** start of DATA PROVIDED **
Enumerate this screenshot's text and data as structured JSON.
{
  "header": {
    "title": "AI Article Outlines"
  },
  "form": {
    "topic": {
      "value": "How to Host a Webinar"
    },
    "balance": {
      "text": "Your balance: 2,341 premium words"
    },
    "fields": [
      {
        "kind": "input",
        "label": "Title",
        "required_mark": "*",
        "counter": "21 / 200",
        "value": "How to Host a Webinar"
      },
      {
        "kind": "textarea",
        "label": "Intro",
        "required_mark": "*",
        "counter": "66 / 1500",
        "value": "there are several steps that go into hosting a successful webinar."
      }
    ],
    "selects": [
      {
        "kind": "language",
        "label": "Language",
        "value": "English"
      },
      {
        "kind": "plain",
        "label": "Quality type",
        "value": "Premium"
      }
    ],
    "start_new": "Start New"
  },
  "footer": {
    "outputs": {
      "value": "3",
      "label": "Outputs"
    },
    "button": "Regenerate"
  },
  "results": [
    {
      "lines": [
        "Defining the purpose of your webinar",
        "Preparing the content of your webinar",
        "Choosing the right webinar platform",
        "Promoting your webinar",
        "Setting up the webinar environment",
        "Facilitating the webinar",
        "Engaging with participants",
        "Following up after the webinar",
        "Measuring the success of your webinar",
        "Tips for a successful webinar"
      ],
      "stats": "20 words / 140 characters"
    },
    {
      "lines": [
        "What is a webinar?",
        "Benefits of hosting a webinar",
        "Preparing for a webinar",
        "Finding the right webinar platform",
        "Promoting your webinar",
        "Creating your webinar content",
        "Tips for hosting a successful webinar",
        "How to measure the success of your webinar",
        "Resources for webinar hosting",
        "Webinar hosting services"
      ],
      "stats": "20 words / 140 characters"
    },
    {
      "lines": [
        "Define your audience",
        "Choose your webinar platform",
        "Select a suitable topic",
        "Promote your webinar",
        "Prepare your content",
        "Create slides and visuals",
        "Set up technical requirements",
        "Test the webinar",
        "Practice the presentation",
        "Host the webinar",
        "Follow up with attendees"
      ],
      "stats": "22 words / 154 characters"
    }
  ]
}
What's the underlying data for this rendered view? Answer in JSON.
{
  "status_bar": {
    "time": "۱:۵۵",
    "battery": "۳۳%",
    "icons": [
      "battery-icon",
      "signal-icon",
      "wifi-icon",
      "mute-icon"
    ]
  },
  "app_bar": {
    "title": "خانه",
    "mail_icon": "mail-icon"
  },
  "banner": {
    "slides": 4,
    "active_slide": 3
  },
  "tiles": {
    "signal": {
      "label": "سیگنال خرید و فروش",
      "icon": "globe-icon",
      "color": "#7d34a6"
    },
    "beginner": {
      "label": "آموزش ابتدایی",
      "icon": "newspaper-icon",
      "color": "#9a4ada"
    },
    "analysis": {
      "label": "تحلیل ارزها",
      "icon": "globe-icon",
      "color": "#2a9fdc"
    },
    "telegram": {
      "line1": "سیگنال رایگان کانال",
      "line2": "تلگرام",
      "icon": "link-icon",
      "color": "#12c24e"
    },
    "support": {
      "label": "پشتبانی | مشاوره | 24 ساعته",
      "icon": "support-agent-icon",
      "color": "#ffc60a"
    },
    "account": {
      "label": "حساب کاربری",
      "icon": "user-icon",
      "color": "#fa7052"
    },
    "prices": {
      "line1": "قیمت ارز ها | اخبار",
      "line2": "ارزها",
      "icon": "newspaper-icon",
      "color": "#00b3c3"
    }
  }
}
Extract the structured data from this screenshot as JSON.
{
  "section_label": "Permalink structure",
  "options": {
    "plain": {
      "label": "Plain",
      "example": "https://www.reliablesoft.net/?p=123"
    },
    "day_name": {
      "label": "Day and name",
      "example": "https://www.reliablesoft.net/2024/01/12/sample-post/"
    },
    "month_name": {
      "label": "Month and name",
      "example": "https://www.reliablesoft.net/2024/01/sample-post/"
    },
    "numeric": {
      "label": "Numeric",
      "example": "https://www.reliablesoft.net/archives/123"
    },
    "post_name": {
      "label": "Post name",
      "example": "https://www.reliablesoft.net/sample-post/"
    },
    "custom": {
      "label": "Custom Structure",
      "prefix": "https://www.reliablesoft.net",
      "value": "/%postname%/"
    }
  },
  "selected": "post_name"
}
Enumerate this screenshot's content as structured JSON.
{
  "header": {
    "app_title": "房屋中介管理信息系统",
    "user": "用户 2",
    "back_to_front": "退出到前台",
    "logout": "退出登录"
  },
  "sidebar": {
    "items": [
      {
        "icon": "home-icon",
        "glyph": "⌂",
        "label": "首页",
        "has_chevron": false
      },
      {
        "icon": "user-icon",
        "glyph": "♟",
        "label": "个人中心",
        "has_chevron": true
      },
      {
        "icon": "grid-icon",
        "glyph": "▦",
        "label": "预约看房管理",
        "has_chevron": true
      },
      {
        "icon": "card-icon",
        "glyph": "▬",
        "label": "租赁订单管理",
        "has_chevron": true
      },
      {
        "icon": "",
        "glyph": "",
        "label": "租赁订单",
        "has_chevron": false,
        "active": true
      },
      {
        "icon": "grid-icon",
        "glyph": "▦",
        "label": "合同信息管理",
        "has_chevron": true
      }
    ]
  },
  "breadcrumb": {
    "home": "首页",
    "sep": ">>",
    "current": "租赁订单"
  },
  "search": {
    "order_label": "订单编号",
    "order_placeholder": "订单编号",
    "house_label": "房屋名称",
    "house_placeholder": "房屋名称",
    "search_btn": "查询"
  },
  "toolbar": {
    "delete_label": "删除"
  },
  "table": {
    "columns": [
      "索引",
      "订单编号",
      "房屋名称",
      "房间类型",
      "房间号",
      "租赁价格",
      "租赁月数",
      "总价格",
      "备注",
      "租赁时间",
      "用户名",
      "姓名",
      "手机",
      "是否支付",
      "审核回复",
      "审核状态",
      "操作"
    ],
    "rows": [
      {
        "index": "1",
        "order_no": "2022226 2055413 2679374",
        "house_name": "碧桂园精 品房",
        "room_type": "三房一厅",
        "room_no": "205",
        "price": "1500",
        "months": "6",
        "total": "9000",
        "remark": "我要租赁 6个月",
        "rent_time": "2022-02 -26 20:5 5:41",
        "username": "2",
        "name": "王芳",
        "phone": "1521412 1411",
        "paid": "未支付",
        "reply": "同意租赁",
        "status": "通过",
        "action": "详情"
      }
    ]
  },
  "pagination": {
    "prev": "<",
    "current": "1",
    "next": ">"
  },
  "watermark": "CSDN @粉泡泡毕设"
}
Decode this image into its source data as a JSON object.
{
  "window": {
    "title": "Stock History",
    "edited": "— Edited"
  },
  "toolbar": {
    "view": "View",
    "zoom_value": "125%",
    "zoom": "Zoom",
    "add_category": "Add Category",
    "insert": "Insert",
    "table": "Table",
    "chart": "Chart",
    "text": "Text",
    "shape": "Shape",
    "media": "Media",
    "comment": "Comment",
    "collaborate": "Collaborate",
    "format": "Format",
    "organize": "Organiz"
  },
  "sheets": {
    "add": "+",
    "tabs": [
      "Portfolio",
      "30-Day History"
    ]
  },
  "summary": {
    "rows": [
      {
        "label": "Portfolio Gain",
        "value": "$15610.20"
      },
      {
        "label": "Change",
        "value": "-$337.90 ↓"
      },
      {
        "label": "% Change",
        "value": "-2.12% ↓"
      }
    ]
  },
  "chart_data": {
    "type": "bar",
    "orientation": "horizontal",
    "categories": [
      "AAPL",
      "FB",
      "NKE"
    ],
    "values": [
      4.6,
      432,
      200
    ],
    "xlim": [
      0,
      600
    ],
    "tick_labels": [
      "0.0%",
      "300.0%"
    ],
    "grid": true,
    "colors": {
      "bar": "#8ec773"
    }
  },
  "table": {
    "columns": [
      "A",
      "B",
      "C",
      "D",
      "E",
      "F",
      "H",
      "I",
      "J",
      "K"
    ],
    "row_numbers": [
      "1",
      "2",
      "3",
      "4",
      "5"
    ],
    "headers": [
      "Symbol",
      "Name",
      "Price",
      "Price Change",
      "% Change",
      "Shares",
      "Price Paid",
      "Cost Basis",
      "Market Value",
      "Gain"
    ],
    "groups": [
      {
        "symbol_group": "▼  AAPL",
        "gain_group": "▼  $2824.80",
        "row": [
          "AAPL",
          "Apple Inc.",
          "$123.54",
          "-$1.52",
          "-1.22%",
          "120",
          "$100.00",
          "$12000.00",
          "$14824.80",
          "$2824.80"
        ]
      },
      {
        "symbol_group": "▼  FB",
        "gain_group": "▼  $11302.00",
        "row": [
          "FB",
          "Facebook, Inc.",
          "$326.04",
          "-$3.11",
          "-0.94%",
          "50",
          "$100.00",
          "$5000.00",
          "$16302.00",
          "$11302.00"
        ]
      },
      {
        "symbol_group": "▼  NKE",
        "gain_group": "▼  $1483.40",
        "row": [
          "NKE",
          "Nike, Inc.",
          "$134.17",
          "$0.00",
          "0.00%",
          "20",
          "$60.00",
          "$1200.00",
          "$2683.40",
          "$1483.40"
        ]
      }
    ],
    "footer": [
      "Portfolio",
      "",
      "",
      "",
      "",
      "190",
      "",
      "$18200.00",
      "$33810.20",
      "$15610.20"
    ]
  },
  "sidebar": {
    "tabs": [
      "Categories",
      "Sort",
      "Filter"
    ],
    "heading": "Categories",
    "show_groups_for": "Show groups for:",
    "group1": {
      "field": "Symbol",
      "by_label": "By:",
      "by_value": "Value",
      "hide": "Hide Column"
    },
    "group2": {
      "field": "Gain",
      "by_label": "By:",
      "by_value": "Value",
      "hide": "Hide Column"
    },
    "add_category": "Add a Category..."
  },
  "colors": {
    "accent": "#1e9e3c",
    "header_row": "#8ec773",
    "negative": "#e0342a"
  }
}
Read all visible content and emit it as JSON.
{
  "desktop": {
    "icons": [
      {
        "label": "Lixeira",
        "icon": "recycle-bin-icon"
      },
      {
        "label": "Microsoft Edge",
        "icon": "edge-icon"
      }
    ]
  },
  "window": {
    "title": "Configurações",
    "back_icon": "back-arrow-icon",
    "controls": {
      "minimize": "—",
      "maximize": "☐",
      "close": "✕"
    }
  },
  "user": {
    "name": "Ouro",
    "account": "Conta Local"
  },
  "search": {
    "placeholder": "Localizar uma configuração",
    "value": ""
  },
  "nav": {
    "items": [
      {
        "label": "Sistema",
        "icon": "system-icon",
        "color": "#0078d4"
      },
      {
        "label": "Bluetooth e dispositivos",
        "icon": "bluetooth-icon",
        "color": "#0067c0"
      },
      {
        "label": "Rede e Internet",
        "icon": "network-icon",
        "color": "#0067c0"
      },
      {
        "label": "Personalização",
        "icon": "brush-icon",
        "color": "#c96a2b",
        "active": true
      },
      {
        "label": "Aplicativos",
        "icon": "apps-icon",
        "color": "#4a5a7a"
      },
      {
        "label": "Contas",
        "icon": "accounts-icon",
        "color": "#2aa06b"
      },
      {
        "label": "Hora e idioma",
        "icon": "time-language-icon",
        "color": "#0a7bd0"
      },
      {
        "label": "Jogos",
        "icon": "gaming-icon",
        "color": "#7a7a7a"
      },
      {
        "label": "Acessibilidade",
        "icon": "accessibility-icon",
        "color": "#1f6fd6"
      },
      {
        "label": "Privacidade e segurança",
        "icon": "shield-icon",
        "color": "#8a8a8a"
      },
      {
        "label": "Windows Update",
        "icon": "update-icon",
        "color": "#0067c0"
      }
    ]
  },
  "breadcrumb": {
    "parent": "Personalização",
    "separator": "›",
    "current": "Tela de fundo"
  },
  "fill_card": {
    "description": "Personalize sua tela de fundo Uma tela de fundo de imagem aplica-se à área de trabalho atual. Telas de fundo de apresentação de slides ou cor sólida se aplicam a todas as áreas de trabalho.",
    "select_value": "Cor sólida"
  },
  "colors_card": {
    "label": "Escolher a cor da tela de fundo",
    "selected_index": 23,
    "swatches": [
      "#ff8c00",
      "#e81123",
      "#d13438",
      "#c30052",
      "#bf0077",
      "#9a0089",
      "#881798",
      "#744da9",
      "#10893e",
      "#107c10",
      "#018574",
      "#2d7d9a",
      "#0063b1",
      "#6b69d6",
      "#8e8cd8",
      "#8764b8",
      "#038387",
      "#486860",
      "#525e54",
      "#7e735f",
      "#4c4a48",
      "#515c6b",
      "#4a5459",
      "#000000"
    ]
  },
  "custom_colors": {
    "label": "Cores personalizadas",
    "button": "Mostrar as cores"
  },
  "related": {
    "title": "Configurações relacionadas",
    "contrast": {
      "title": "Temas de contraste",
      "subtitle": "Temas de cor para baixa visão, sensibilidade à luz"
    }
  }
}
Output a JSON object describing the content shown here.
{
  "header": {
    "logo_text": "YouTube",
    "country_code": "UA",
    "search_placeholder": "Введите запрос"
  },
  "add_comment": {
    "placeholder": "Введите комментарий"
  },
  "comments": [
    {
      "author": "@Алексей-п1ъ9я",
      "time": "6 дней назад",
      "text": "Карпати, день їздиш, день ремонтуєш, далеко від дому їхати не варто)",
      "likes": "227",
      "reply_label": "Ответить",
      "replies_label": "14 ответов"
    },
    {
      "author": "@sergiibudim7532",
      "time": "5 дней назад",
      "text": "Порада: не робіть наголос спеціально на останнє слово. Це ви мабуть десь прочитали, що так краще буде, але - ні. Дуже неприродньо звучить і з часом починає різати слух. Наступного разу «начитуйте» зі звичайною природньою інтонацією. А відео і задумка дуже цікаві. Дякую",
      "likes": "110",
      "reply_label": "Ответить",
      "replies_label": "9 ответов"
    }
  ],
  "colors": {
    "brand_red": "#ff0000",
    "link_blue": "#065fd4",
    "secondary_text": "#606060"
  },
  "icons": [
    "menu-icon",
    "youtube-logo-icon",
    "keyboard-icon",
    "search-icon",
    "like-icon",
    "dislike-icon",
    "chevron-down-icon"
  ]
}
** end of DATA PROVIDED **
WHAT YOU SHOULD DO :: Locate and copy each line in the data above that includes the word "Personalização".

RESPONSE TO THE EXERCISE ::
        "label": "Personalização",
    "parent": "Personalização",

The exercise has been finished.